Problem details: Please transcribe every line of the listing below exactly, keeping the original order.

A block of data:
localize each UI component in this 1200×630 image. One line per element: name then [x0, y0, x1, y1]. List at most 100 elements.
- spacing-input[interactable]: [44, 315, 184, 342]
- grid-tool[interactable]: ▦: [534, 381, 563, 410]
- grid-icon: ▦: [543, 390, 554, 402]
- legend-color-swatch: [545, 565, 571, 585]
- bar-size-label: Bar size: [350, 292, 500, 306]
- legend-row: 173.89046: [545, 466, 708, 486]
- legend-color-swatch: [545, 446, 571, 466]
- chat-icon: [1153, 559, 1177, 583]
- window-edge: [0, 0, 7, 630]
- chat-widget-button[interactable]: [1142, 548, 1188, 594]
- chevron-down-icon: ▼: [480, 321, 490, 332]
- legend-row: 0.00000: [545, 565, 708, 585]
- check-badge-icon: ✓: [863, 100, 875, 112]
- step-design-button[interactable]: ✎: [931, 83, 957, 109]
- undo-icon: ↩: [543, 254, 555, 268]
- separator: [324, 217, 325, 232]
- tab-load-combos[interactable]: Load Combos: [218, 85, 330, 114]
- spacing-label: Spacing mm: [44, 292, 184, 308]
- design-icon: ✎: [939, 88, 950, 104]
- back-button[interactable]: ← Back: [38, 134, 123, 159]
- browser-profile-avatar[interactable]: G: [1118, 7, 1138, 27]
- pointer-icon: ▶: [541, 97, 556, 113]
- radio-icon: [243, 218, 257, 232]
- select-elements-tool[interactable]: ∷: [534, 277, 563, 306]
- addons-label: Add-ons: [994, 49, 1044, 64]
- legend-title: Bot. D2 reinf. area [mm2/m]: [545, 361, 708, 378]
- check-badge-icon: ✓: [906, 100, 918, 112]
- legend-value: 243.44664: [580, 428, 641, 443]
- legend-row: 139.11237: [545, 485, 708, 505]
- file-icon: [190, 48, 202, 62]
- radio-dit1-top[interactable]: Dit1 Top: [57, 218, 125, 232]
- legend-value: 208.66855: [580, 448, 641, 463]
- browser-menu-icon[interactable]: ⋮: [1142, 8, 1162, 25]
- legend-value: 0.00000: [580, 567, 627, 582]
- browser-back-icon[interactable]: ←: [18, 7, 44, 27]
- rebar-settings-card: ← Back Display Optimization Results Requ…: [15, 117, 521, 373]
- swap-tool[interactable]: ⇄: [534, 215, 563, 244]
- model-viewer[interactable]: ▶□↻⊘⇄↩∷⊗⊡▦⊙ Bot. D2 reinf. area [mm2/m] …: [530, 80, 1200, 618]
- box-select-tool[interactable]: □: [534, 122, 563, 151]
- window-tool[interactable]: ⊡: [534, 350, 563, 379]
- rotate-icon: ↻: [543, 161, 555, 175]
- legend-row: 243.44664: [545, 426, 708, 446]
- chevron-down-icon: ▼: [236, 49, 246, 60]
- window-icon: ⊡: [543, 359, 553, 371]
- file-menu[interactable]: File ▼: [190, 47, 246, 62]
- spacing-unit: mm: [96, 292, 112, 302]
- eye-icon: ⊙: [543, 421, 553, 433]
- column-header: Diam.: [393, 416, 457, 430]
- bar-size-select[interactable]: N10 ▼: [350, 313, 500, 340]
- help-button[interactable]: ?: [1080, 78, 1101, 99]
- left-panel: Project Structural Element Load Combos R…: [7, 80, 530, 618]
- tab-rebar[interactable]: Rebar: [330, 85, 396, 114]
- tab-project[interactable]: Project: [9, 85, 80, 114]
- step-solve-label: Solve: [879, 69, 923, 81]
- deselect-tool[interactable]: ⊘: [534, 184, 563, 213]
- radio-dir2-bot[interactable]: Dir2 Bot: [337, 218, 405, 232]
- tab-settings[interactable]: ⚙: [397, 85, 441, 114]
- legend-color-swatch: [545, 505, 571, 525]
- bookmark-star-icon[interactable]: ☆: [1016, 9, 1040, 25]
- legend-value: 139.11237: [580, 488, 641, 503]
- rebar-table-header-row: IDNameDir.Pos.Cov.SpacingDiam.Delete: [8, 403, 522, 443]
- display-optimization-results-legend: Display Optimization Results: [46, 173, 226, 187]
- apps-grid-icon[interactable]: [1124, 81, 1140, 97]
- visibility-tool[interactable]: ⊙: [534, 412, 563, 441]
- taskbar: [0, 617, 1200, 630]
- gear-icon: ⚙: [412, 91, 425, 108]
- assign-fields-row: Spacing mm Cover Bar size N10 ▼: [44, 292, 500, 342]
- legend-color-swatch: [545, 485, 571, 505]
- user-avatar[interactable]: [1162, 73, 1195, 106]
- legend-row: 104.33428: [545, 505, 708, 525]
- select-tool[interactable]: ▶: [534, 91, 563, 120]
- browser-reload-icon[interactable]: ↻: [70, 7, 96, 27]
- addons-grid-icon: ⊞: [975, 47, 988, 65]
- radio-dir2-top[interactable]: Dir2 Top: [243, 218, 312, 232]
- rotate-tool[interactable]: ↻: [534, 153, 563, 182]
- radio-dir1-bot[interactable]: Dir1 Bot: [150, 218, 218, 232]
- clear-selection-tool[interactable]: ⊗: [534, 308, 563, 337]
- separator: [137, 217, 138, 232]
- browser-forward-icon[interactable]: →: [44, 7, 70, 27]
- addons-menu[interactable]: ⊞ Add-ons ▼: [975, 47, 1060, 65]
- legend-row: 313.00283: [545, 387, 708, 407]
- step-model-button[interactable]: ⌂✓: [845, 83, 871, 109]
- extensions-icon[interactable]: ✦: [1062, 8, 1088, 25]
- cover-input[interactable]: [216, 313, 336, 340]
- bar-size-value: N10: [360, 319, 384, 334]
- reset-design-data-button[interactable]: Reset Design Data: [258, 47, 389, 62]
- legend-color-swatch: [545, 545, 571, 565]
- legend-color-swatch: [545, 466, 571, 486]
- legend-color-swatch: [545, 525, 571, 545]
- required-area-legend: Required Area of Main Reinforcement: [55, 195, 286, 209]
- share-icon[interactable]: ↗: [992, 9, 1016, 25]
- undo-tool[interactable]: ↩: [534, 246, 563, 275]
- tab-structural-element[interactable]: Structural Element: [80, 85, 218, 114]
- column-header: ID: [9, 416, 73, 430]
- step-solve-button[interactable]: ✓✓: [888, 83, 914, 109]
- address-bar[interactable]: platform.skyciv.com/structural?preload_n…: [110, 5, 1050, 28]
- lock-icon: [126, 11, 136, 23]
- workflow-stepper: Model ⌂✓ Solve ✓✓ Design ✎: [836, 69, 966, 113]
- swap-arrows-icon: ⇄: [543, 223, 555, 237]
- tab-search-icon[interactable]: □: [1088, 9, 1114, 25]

Result for this exercise:
localize each UI component in this 1200×630 image. One line per element: name then [x0, y0, x1, y1]. List at most 100 elements.
- spacing-input[interactable]: [44, 315, 184, 342]
- grid-tool[interactable]: ▦: [534, 381, 563, 410]
- grid-icon: ▦: [543, 390, 554, 402]
- legend-color-swatch: [545, 565, 571, 585]
- bar-size-label: Bar size: [350, 292, 500, 306]
- legend-row: 173.89046: [545, 466, 708, 486]
- legend-color-swatch: [545, 446, 571, 466]
- chat-icon: [1153, 559, 1177, 583]
- window-edge: [0, 0, 7, 630]
- chat-widget-button[interactable]: [1142, 548, 1188, 594]
- chevron-down-icon: ▼: [480, 321, 490, 332]
- legend-row: 0.00000: [545, 565, 708, 585]
- check-badge-icon: ✓: [863, 100, 875, 112]
- step-design-button[interactable]: ✎: [931, 83, 957, 109]
- undo-icon: ↩: [543, 254, 555, 268]
- separator: [324, 217, 325, 232]
- tab-load-combos[interactable]: Load Combos: [218, 85, 330, 114]
- spacing-label: Spacing mm: [44, 292, 184, 308]
- design-icon: ✎: [939, 88, 950, 104]
- back-button[interactable]: ← Back: [38, 134, 123, 159]
- browser-profile-avatar[interactable]: G: [1118, 7, 1138, 27]
- pointer-icon: ▶: [541, 97, 556, 113]
- radio-icon: [243, 218, 257, 232]
- select-elements-tool[interactable]: ∷: [534, 277, 563, 306]
- addons-label: Add-ons: [994, 49, 1044, 64]
- legend-title: Bot. D2 reinf. area [mm2/m]: [545, 361, 708, 378]
- check-badge-icon: ✓: [906, 100, 918, 112]
- legend-value: 243.44664: [580, 428, 641, 443]
- legend-row: 139.11237: [545, 485, 708, 505]
- file-icon: [190, 48, 202, 62]
- radio-dit1-top[interactable]: Dit1 Top: [57, 218, 125, 232]
- legend-value: 208.66855: [580, 448, 641, 463]
- browser-menu-icon[interactable]: ⋮: [1142, 8, 1162, 25]
- legend-value: 0.00000: [580, 567, 627, 582]
- browser-back-icon[interactable]: ←: [18, 7, 44, 27]
- rebar-settings-card: ← Back Display Optimization Results Requ…: [15, 117, 521, 373]
- swap-tool[interactable]: ⇄: [534, 215, 563, 244]
- model-viewer[interactable]: ▶□↻⊘⇄↩∷⊗⊡▦⊙ Bot. D2 reinf. area [mm2/m] …: [530, 80, 1200, 618]
- box-select-tool[interactable]: □: [534, 122, 563, 151]
- window-tool[interactable]: ⊡: [534, 350, 563, 379]
- rotate-icon: ↻: [543, 161, 555, 175]
- legend-row: 243.44664: [545, 426, 708, 446]
- chevron-down-icon: ▼: [236, 49, 246, 60]
- window-icon: ⊡: [543, 359, 553, 371]
- file-menu[interactable]: File ▼: [190, 47, 246, 62]
- spacing-unit: mm: [96, 292, 112, 302]
- eye-icon: ⊙: [543, 421, 553, 433]
- column-header: Diam.: [393, 416, 457, 430]
- bar-size-select[interactable]: N10 ▼: [350, 313, 500, 340]
- help-button[interactable]: ?: [1080, 78, 1101, 99]
- left-panel: Project Structural Element Load Combos R…: [7, 80, 530, 618]
- tab-rebar[interactable]: Rebar: [330, 85, 396, 114]
- tab-project[interactable]: Project: [9, 85, 80, 114]
- step-solve-label: Solve: [879, 69, 923, 81]
- deselect-tool[interactable]: ⊘: [534, 184, 563, 213]
- radio-dir2-bot[interactable]: Dir2 Bot: [337, 218, 405, 232]
- tab-settings[interactable]: ⚙: [397, 85, 441, 114]
- legend-color-swatch: [545, 505, 571, 525]
- bookmark-star-icon[interactable]: ☆: [1016, 9, 1040, 25]
- legend-value: 139.11237: [580, 488, 641, 503]
- rebar-table-header-row: IDNameDir.Pos.Cov.SpacingDiam.Delete: [8, 403, 522, 443]
- display-optimization-results-legend: Display Optimization Results: [46, 173, 226, 187]
- apps-grid-icon[interactable]: [1124, 81, 1140, 97]
- visibility-tool[interactable]: ⊙: [534, 412, 563, 441]
- taskbar: [0, 617, 1200, 630]
- gear-icon: ⚙: [412, 91, 425, 108]
- assign-fields-row: Spacing mm Cover Bar size N10 ▼: [44, 292, 500, 342]
- legend-color-swatch: [545, 485, 571, 505]
- user-avatar[interactable]: [1162, 73, 1195, 106]
- legend-row: 104.33428: [545, 505, 708, 525]
- select-tool[interactable]: ▶: [534, 91, 563, 120]
- browser-reload-icon[interactable]: ↻: [70, 7, 96, 27]
- addons-grid-icon: ⊞: [975, 47, 988, 65]
- radio-dir2-top[interactable]: Dir2 Top: [243, 218, 312, 232]
- rotate-tool[interactable]: ↻: [534, 153, 563, 182]
- radio-dir1-bot[interactable]: Dir1 Bot: [150, 218, 218, 232]
- clear-selection-tool[interactable]: ⊗: [534, 308, 563, 337]
- separator: [137, 217, 138, 232]
- browser-forward-icon[interactable]: →: [44, 7, 70, 27]
- addons-menu[interactable]: ⊞ Add-ons ▼: [975, 47, 1060, 65]
- legend-row: 313.00283: [545, 387, 708, 407]
- step-model-button[interactable]: ⌂✓: [845, 83, 871, 109]
- extensions-icon[interactable]: ✦: [1062, 8, 1088, 25]
- cover-input[interactable]: [216, 313, 336, 340]
- bar-size-value: N10: [360, 319, 384, 334]
- reset-design-data-button[interactable]: Reset Design Data: [258, 47, 389, 62]
- legend-color-swatch: [545, 545, 571, 565]
- legend-color-swatch: [545, 466, 571, 486]
- legend-color-swatch: [545, 525, 571, 545]
- required-area-legend: Required Area of Main Reinforcement: [55, 195, 286, 209]
- share-icon[interactable]: ↗: [992, 9, 1016, 25]
- undo-tool[interactable]: ↩: [534, 246, 563, 275]
- tab-structural-element[interactable]: Structural Element: [80, 85, 218, 114]
- column-header: ID: [9, 416, 73, 430]
- step-solve-button[interactable]: ✓✓: [888, 83, 914, 109]
- address-bar[interactable]: platform.skyciv.com/structural?preload_n…: [110, 5, 1050, 28]
- lock-icon: [126, 11, 136, 23]
- workflow-stepper: Model ⌂✓ Solve ✓✓ Design ✎: [836, 69, 966, 113]
- swap-arrows-icon: ⇄: [543, 223, 555, 237]
- tab-search-icon[interactable]: □: [1088, 9, 1114, 25]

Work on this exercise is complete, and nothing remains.